→ What is asked: Report the count of lines where the string "ylabel" appears, and nothing else.

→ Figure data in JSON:
+ + +

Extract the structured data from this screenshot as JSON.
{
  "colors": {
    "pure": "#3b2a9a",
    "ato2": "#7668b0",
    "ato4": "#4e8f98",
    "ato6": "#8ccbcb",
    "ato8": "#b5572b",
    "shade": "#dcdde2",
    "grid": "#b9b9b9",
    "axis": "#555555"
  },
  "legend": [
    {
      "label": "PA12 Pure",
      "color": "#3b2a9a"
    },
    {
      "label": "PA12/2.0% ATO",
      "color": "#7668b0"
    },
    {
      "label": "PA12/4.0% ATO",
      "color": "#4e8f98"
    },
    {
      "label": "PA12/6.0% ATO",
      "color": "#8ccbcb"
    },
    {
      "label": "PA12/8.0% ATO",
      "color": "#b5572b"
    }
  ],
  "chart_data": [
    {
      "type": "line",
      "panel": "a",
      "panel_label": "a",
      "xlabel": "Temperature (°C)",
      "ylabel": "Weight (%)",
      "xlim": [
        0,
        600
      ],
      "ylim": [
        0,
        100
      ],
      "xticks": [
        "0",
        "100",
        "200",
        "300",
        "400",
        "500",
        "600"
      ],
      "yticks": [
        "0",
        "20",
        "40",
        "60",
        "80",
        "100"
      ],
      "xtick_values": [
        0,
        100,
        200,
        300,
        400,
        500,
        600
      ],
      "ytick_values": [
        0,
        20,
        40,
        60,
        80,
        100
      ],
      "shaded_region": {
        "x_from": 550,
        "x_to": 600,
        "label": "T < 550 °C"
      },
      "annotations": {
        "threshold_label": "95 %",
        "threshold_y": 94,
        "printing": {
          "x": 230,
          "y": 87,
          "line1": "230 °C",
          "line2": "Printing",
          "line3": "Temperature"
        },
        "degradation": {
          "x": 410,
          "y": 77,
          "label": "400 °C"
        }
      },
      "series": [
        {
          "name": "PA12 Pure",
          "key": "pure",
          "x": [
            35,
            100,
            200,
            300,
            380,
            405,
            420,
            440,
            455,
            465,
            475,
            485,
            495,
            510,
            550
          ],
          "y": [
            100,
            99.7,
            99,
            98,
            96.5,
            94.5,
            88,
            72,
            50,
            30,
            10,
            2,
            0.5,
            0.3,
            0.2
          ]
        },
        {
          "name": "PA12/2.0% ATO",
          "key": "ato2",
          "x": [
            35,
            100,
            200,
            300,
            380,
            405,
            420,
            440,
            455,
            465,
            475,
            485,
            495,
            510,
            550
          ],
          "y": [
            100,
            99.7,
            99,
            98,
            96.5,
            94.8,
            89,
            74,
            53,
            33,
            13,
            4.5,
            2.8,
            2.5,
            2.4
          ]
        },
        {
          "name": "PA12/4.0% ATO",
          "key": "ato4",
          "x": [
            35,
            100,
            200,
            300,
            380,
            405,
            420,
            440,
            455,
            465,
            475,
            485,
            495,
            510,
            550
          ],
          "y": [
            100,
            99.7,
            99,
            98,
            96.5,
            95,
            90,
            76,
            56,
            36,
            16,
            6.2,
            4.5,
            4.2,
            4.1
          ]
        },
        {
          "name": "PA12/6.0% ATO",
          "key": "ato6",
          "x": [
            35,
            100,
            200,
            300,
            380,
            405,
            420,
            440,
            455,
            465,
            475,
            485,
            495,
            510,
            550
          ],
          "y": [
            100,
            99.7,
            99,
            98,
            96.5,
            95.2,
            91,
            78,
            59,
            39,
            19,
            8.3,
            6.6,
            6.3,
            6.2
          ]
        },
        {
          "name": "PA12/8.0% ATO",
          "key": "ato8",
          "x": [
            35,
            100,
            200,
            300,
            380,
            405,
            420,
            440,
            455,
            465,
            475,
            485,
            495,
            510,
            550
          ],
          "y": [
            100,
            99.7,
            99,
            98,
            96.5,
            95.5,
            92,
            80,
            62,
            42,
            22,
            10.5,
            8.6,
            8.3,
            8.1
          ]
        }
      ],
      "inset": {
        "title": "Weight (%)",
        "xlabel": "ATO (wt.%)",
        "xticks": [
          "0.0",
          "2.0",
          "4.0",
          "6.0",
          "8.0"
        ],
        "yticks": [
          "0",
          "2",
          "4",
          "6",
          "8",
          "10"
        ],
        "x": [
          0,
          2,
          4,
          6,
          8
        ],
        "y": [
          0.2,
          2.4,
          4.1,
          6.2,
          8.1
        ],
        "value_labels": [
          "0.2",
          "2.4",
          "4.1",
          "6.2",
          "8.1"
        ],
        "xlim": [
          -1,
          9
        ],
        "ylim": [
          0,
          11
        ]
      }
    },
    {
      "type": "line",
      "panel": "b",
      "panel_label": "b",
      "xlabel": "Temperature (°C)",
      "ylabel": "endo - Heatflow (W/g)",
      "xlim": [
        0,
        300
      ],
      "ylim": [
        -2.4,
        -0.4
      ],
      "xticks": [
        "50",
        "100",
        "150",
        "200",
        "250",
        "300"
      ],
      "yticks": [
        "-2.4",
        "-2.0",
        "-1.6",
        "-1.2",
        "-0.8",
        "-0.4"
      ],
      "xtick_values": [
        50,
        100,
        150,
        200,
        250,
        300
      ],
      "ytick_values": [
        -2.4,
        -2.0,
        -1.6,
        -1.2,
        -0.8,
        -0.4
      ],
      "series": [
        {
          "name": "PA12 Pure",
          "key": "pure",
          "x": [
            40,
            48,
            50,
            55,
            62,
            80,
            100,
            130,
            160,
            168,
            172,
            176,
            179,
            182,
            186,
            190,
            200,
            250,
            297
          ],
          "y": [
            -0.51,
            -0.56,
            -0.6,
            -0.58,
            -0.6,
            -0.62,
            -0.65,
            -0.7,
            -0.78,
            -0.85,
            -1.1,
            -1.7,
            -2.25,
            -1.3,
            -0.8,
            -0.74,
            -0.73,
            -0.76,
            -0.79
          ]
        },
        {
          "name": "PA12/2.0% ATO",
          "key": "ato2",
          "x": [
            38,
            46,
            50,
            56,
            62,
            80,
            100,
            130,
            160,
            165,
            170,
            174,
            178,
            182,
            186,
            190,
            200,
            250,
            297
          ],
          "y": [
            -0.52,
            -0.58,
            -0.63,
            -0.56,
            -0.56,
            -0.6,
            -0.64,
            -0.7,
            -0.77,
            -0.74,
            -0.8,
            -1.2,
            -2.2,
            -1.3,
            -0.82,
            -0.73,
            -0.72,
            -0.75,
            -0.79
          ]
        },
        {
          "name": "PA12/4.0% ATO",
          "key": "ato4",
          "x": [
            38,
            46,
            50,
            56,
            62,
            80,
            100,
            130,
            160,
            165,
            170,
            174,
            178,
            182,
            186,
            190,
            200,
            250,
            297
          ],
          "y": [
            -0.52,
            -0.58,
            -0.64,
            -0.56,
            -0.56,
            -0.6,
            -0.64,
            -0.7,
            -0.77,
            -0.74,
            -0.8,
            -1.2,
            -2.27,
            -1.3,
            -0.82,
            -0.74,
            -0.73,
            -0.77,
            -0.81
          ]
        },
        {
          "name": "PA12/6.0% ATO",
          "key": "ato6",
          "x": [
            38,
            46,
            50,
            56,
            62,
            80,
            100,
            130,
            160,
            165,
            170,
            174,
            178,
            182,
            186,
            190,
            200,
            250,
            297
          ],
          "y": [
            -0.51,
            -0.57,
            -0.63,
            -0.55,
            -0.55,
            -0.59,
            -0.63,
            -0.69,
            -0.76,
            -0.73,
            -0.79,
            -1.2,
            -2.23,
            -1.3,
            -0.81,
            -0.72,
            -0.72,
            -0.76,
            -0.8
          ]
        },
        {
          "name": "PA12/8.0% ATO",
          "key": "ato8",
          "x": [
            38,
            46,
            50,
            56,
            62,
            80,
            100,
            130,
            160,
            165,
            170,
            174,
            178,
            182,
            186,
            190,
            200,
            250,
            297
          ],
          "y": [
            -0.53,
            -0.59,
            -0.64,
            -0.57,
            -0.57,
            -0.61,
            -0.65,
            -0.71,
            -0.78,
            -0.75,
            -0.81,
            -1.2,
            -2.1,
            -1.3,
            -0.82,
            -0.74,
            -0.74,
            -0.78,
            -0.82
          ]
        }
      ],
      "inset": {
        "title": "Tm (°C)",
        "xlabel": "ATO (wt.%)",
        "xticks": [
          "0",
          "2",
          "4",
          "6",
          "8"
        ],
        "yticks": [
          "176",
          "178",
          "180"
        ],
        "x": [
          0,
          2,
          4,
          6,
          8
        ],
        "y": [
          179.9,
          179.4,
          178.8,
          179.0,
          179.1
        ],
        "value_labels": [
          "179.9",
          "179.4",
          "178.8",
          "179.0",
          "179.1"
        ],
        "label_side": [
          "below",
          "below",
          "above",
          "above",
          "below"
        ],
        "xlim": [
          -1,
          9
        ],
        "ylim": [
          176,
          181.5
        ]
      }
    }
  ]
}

+ + +

→ Full answer: 2